# start of DATASET ROWS
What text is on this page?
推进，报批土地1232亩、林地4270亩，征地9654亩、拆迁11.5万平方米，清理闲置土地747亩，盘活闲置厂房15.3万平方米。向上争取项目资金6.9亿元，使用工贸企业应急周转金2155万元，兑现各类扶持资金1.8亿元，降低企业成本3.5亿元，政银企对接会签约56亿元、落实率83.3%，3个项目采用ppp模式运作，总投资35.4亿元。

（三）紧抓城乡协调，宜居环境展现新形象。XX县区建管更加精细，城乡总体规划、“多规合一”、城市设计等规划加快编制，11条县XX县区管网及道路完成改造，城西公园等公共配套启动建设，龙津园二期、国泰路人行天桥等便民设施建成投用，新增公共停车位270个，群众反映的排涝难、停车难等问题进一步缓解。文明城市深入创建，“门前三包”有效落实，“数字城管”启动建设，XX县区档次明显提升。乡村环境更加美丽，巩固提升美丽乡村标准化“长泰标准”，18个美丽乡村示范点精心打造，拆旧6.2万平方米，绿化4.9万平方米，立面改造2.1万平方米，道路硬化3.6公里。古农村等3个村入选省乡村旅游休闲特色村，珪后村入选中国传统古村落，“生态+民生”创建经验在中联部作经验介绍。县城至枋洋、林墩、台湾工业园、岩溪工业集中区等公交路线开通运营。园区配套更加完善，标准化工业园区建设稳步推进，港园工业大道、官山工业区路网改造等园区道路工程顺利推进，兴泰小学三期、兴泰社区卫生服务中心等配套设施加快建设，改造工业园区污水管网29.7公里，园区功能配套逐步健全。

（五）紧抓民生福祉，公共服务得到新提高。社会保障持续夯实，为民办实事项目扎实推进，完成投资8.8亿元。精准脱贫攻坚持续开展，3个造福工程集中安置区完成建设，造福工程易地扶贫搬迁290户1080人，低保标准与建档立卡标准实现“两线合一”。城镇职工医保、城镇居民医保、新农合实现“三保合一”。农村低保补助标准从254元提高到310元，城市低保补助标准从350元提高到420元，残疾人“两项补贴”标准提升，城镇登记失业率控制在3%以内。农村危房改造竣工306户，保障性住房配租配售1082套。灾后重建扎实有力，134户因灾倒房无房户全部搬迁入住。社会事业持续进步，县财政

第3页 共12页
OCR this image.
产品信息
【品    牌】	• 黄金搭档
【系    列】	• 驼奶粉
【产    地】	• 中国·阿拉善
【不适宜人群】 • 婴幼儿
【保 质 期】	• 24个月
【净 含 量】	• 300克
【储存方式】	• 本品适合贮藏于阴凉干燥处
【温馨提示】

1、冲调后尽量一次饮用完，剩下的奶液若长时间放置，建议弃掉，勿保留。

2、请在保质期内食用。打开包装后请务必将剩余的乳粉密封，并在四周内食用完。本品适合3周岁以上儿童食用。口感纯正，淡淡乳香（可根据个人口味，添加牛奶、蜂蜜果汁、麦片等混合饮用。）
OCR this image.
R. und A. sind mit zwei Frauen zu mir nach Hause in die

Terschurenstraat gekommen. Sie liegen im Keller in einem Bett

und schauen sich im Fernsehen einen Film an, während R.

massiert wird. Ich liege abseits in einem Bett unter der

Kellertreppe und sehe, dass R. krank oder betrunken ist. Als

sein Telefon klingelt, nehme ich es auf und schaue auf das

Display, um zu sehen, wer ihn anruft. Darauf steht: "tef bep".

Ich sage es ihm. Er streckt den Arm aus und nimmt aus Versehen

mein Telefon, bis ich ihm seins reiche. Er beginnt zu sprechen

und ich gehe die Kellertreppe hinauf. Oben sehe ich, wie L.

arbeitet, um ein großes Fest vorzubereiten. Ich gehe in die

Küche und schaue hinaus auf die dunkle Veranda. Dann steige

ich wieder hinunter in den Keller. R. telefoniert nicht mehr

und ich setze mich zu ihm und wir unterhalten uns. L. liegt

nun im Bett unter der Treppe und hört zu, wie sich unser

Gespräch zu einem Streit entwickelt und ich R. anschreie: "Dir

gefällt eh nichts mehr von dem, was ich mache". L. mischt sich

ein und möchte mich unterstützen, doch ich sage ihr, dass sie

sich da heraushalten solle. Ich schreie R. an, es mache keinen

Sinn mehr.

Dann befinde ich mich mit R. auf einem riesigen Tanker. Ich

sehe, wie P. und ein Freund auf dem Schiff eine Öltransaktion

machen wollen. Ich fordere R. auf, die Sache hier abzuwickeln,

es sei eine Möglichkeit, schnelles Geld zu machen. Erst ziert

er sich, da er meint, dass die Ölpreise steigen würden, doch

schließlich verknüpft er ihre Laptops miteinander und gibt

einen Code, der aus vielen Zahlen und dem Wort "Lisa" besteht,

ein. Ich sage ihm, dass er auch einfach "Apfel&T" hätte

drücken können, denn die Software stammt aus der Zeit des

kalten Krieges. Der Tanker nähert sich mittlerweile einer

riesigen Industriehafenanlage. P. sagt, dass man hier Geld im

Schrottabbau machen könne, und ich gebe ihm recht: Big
# end of DATASET ROWS
JOB
Show all lines from the records above where the word "mich" occurs.

RESPONSE TO THE TASK
und ich setze mich zu ihm und wir unterhalten uns. L. liegt
ein und möchte mich unterstützen, doch ich sage ihr, dass sie
Dann befinde ich mich mit R. auf einem riesigen Tanker. Ich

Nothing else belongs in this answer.